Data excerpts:
'''
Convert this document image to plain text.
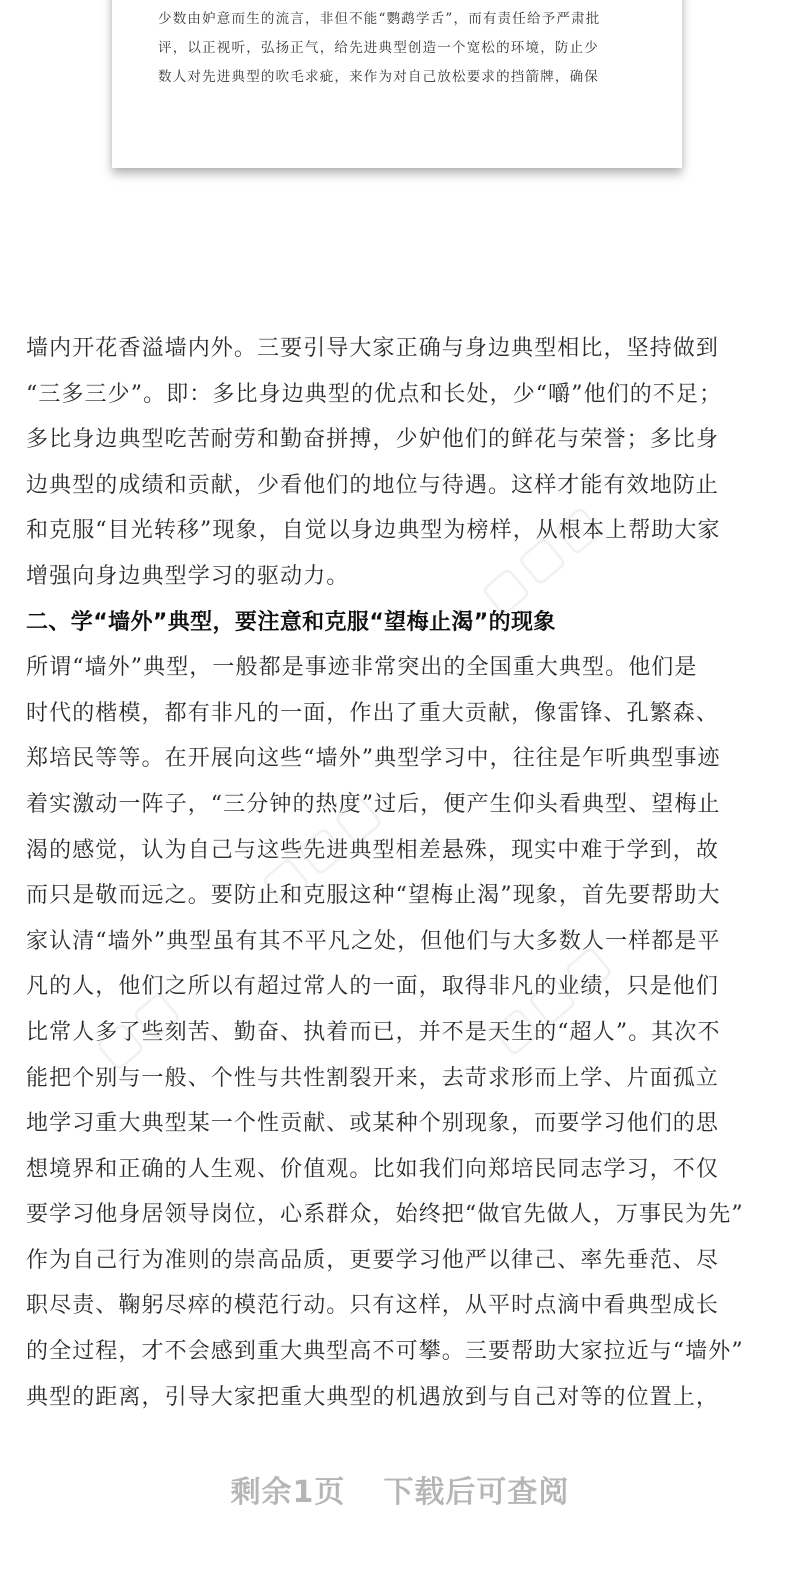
少数由妒意而生的流言，非但不能“鹦鹉学舌”，而有责任给予严肃批
评，以正视听，弘扬正气，给先进典型创造一个宽松的环境，防止少
数人对先进典型的吹毛求疵，来作为对自己放松要求的挡箭牌，确保
墙内开花香溢墙内外。三要引导大家正确与身边典型相比，坚持做到
“三多三少”。即：多比身边典型的优点和长处，少“嚼”他们的不足；
多比身边典型吃苦耐劳和勤奋拼搏，少妒他们的鲜花与荣誉；多比身
边典型的成绩和贡献，少看他们的地位与待遇。这样才能有效地防止
和克服“目光转移”现象，自觉以身边典型为榜样，从根本上帮助大家
增强向身边典型学习的驱动力。
二、学“墙外”典型，要注意和克服“望梅止渴”的现象
所谓“墙外”典型，一般都是事迹非常突出的全国重大典型。他们是
时代的楷模，都有非凡的一面，作出了重大贡献，像雷锋、孔繁森、
郑培民等等。在开展向这些“墙外”典型学习中，往往是乍听典型事迹
着实激动一阵子，“三分钟的热度”过后，便产生仰头看典型、望梅止
渴的感觉，认为自己与这些先进典型相差悬殊，现实中难于学到，故
而只是敬而远之。要防止和克服这种“望梅止渴”现象，首先要帮助大
家认清“墙外”典型虽有其不平凡之处，但他们与大多数人一样都是平
凡的人，他们之所以有超过常人的一面，取得非凡的业绩，只是他们
比常人多了些刻苦、勤奋、执着而已，并不是天生的“超人”。其次不
能把个别与一般、个性与共性割裂开来，去苛求形而上学、片面孤立
地学习重大典型某一个性贡献、或某种个别现象，而要学习他们的思
想境界和正确的人生观、价值观。比如我们向郑培民同志学习，不仅
要学习他身居领导岗位，心系群众，始终把“做官先做人，万事民为先”
作为自己行为准则的崇高品质，更要学习他严以律己、率先垂范、尽
职尽责、鞠躬尽瘁的模范行动。只有这样，从平时点滴中看典型成长
的全过程，才不会感到重大典型高不可攀。三要帮助大家拉近与“墙外”
典型的距离，引导大家把重大典型的机遇放到与自己对等的位置上，
▢▢▢
▢▢▢
▢▢▢
▢▢
剩余1页 下载后可查阅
'''
**Aim of the exercise**
Collect each line of the entries that has the word "望梅止渴", copying it in full.

**Output for this task**
二、学“墙外”典型，要注意和克服“望梅止渴”的现象
而只是敬而远之。要防止和克服这种“望梅止渴”现象，首先要帮助大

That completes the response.